- _WHAT YOU WILL DO_: Your task is to copy the listing exactly. Drop any pictures from the copy.
··· EXERCISE MATERIALS ···
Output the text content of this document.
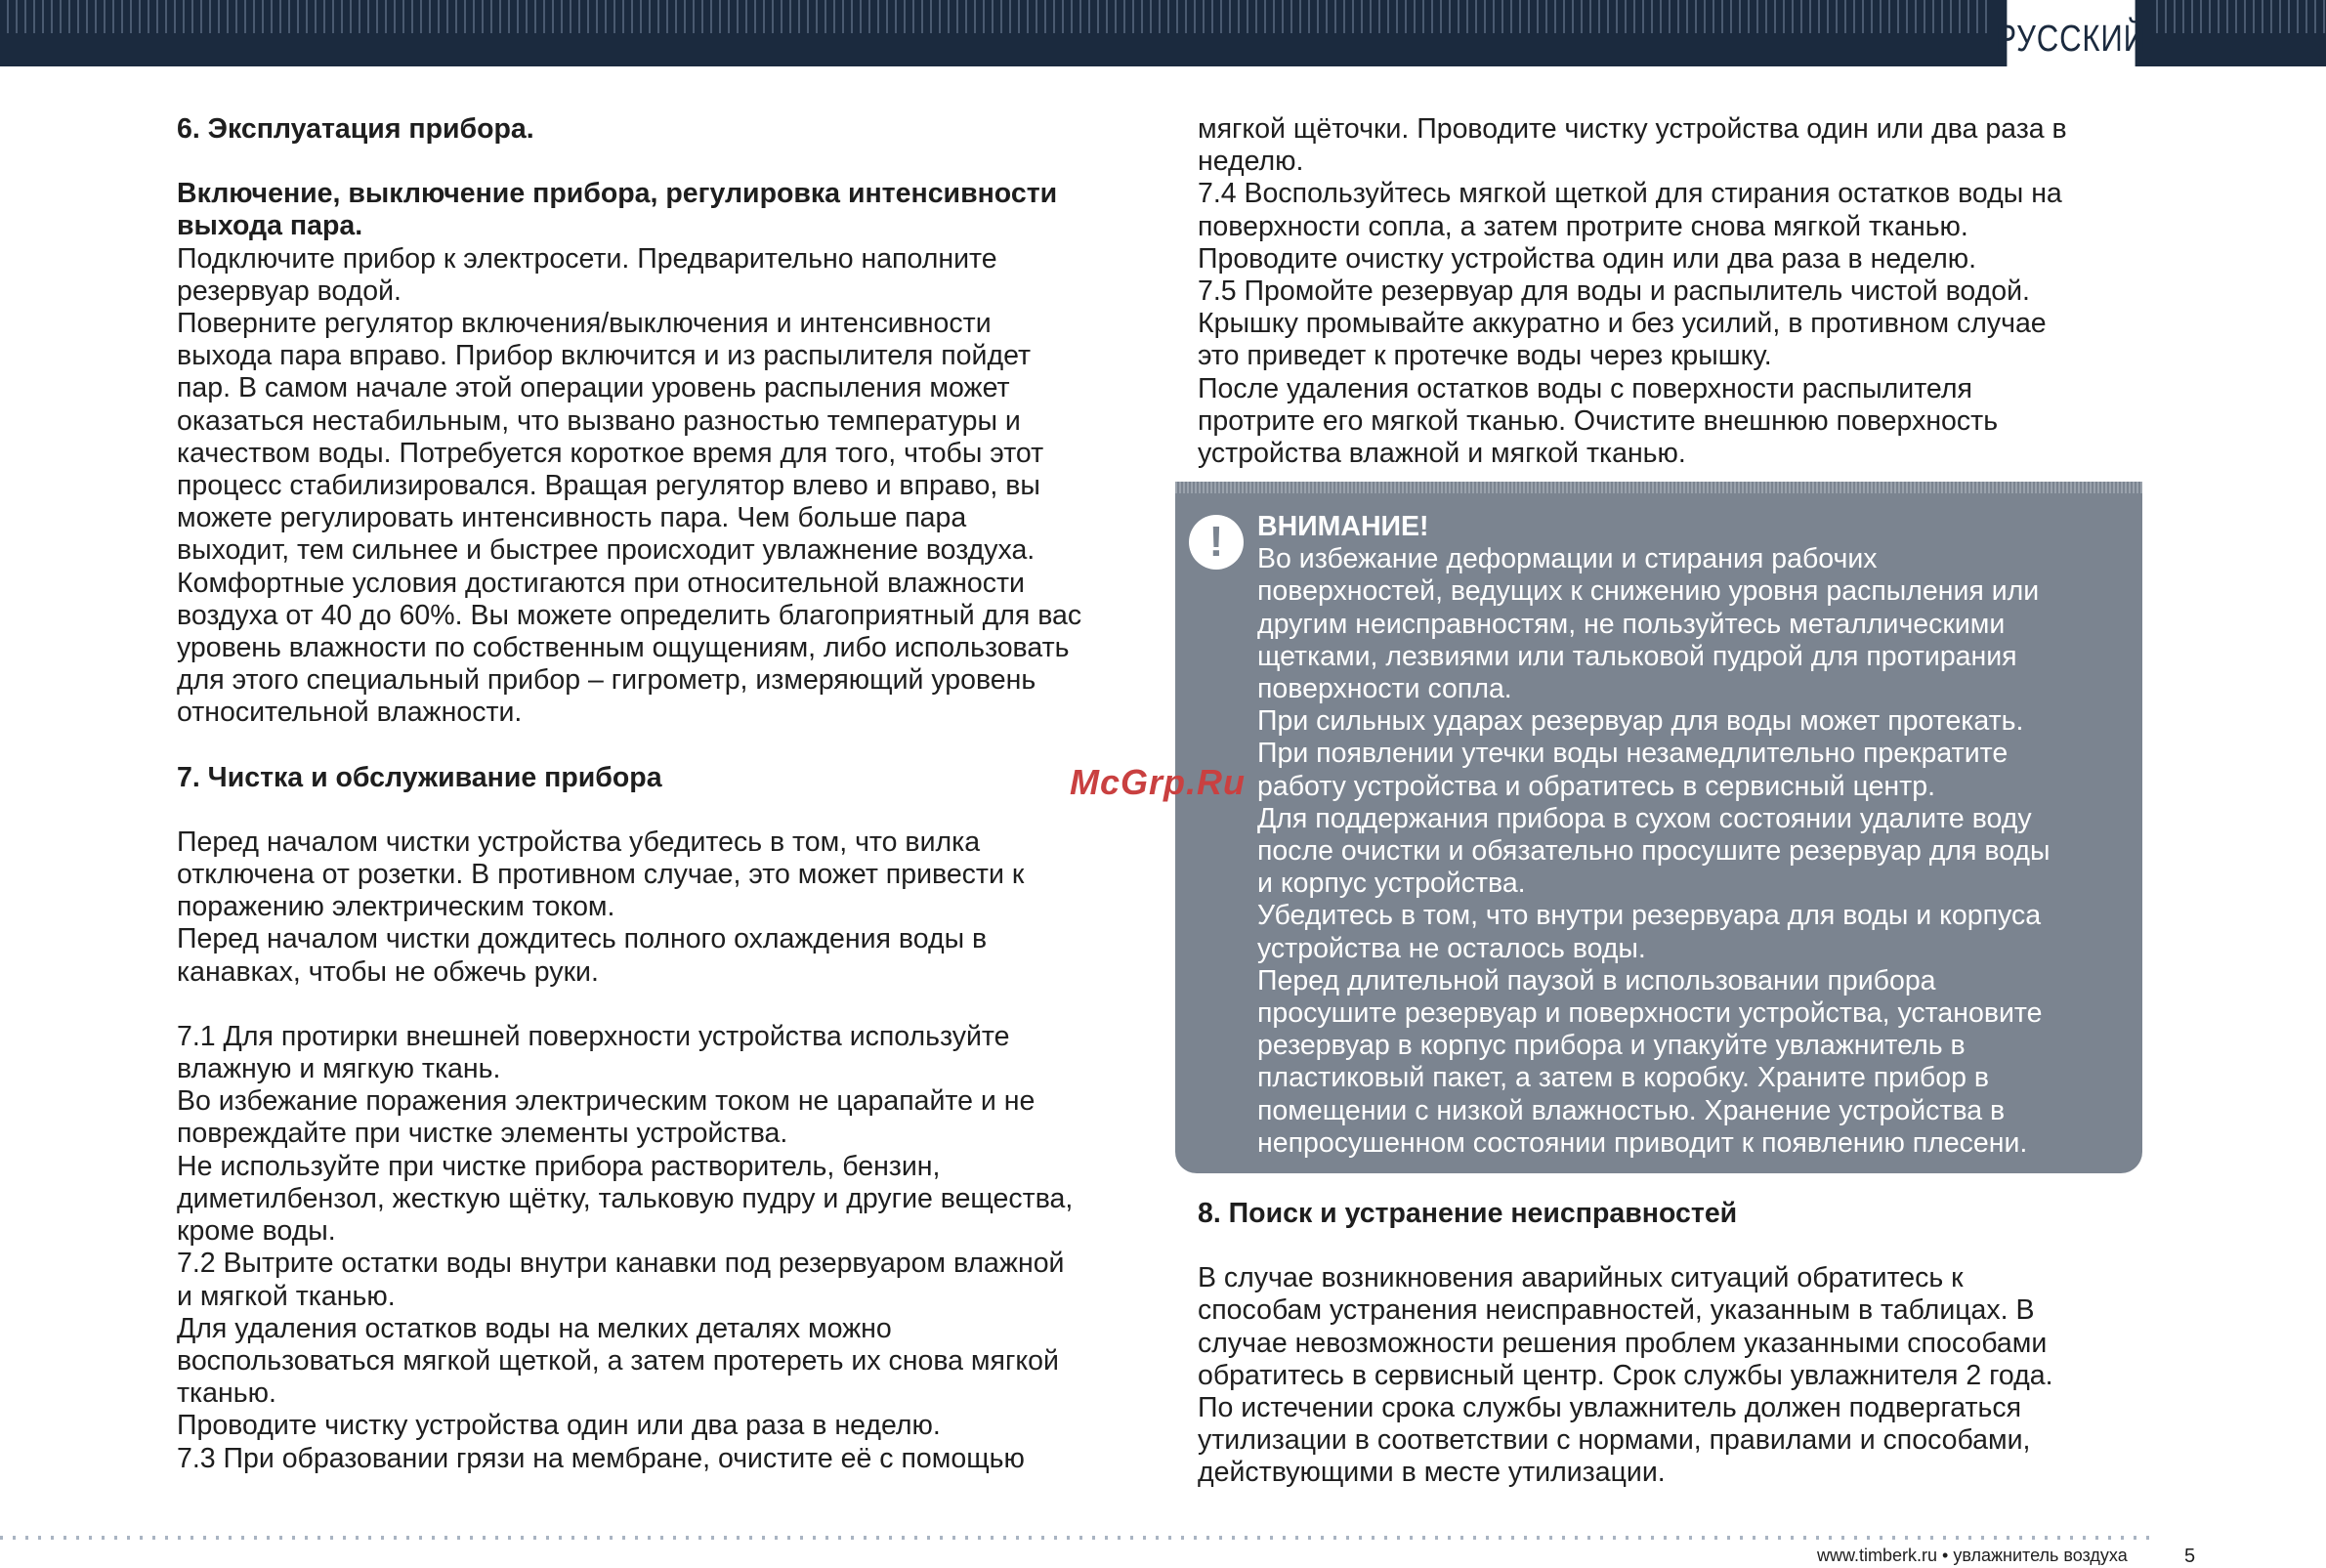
РУССКИЙ
6. Эксплуатация прибора.
Включение, выключение прибора, регулировка интенсивности
выхода пара.

Подключите прибор к электросети. Предварительно наполните

резервуар водой.

Поверните регулятор включения/выключения и интенсивности

выхода пара вправо. Прибор включится и из распылителя пойдет

пар. В самом начале этой операции уровень распыления может

оказаться нестабильным, что вызвано разностью температуры и

качеством воды. Потребуется короткое время для того, чтобы этот

процесс стабилизировался. Вращая регулятор влево и вправо, вы

можете регулировать интенсивность пара. Чем больше пара

выходит, тем сильнее и быстрее происходит увлажнение воздуха.

Комфортные условия достигаются при относительной влажности

воздуха от 40 до 60%. Вы можете определить благоприятный для вас

уровень влажности по собственным ощущениям, либо использовать

для этого специальный прибор – гигрометр, измеряющий уровень

относительной влажности.

7. Чистка и обслуживание прибора

Перед началом чистки устройства убедитесь в том, что вилка

отключена от розетки. В противном случае, это может привести к

поражению электрическим током.

Перед началом чистки дождитесь полного охлаждения воды в

канавках, чтобы не обжечь руки.

7.1 Для протирки внешней поверхности устройства используйте

влажную и мягкую ткань.

Во избежание поражения электрическим током не царапайте и не

повреждайте при чистке элементы устройства.

Не используйте при чистке прибора растворитель, бензин,

диметилбензол, жесткую щётку, тальковую пудру и другие вещества,

кроме воды.

7.2 Вытрите остатки воды внутри канавки под резервуаром влажной

и мягкой тканью.

Для удаления остатков воды на мелких деталях можно

воспользоваться мягкой щеткой, а затем протереть их снова мягкой

тканью.

Проводите чистку устройства один или два раза в неделю.

7.3 При образовании грязи на мембране, очистите её с помощью

мягкой щёточки. Проводите чистку устройства один или два раза в

неделю.

7.4 Воспользуйтесь мягкой щеткой для стирания остатков воды на

поверхности сопла, а затем протрите снова мягкой тканью.

Проводите очистку устройства один или два раза в неделю.

7.5 Промойте резервуар для воды и распылитель чистой водой.

Крышку промывайте аккуратно и без усилий, в противном случае

это приведет к протечке воды через крышку.

После удаления остатков воды с поверхности распылителя

протрите его мягкой тканью. Очистите внешнюю поверхность

устройства влажной и мягкой тканью.

!	ВНИМАНИЕ!

Во избежание деформации и стирания рабочих

поверхностей, ведущих к снижению уровня распыления или

другим неисправностям, не пользуйтесь металлическими

щетками, лезвиями или тальковой пудрой для протирания

поверхности сопла.

При сильных ударах резервуар для воды может протекать.

При появлении утечки воды незамедлительно прекратите

работу устройства и обратитесь в сервисный центр.

Для поддержания прибора в сухом состоянии удалите воду

после очистки и обязательно просушите резервуар для воды

и корпус устройства.

Убедитесь в том, что внутри резервуара для воды и корпуса

устройства не осталось воды.

Перед длительной паузой в использовании прибора

просушите резервуар и поверхности устройства, установите

резервуар в корпус прибора и упакуйте увлажнитель в

пластиковый пакет, а затем в коробку. Храните прибор в

помещении с низкой влажностью. Хранение устройства в

непросушенном состоянии приводит к появлению плесени.

8. Поиск и устранение неисправностей

В случае возникновения аварийных ситуаций обратитесь к

способам устранения неисправностей, указанным в таблицах. В

случае невозможности решения проблем указанными способами

обратитесь в сервисный центр. Срок службы увлажнителя 2 года.

По истечении срока службы увлажнитель должен подвергаться

утилизации в соответствии с нормами, правилами и способами,

действующими в месте утилизации.

McGrp.Ru
www.timberk.ru • увлажнитель воздуха	5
···
- _SOLUTION FOR THIS EXERCISE_:
Output the text content of this document.
РУССКИЙ
6. Эксплуатация прибора.
Включение, выключение прибора, регулировка интенсивности
выхода пара.

Подключите прибор к электросети. Предварительно наполните

резервуар водой.

Поверните регулятор включения/выключения и интенсивности

выхода пара вправо. Прибор включится и из распылителя пойдет

пар. В самом начале этой операции уровень распыления может

оказаться нестабильным, что вызвано разностью температуры и

качеством воды. Потребуется короткое время для того, чтобы этот

процесс стабилизировался. Вращая регулятор влево и вправо, вы

можете регулировать интенсивность пара. Чем больше пара

выходит, тем сильнее и быстрее происходит увлажнение воздуха.

Комфортные условия достигаются при относительной влажности

воздуха от 40 до 60%. Вы можете определить благоприятный для вас

уровень влажности по собственным ощущениям, либо использовать

для этого специальный прибор – гигрометр, измеряющий уровень

относительной влажности.

7. Чистка и обслуживание прибора

Перед началом чистки устройства убедитесь в том, что вилка

отключена от розетки. В противном случае, это может привести к

поражению электрическим током.

Перед началом чистки дождитесь полного охлаждения воды в

канавках, чтобы не обжечь руки.

7.1 Для протирки внешней поверхности устройства используйте

влажную и мягкую ткань.

Во избежание поражения электрическим током не царапайте и не

повреждайте при чистке элементы устройства.

Не используйте при чистке прибора растворитель, бензин,

диметилбензол, жесткую щётку, тальковую пудру и другие вещества,

кроме воды.

7.2 Вытрите остатки воды внутри канавки под резервуаром влажной

и мягкой тканью.

Для удаления остатков воды на мелких деталях можно

воспользоваться мягкой щеткой, а затем протереть их снова мягкой

тканью.

Проводите чистку устройства один или два раза в неделю.

7.3 При образовании грязи на мембране, очистите её с помощью

мягкой щёточки. Проводите чистку устройства один или два раза в

неделю.

7.4 Воспользуйтесь мягкой щеткой для стирания остатков воды на

поверхности сопла, а затем протрите снова мягкой тканью.

Проводите очистку устройства один или два раза в неделю.

7.5 Промойте резервуар для воды и распылитель чистой водой.

Крышку промывайте аккуратно и без усилий, в противном случае

это приведет к протечке воды через крышку.

После удаления остатков воды с поверхности распылителя

протрите его мягкой тканью. Очистите внешнюю поверхность

устройства влажной и мягкой тканью.

!	ВНИМАНИЕ!

Во избежание деформации и стирания рабочих

поверхностей, ведущих к снижению уровня распыления или

другим неисправностям, не пользуйтесь металлическими

щетками, лезвиями или тальковой пудрой для протирания

поверхности сопла.

При сильных ударах резервуар для воды может протекать.

При появлении утечки воды незамедлительно прекратите

работу устройства и обратитесь в сервисный центр.

Для поддержания прибора в сухом состоянии удалите воду

после очистки и обязательно просушите резервуар для воды

и корпус устройства.

Убедитесь в том, что внутри резервуара для воды и корпуса

устройства не осталось воды.

Перед длительной паузой в использовании прибора

просушите резервуар и поверхности устройства, установите

резервуар в корпус прибора и упакуйте увлажнитель в

пластиковый пакет, а затем в коробку. Храните прибор в

помещении с низкой влажностью. Хранение устройства в

непросушенном состоянии приводит к появлению плесени.

8. Поиск и устранение неисправностей

В случае возникновения аварийных ситуаций обратитесь к

способам устранения неисправностей, указанным в таблицах. В

случае невозможности решения проблем указанными способами

обратитесь в сервисный центр. Срок службы увлажнителя 2 года.

По истечении срока службы увлажнитель должен подвергаться

утилизации в соответствии с нормами, правилами и способами,

действующими в месте утилизации.

McGrp.Ru
www.timberk.ru • увлажнитель воздуха	5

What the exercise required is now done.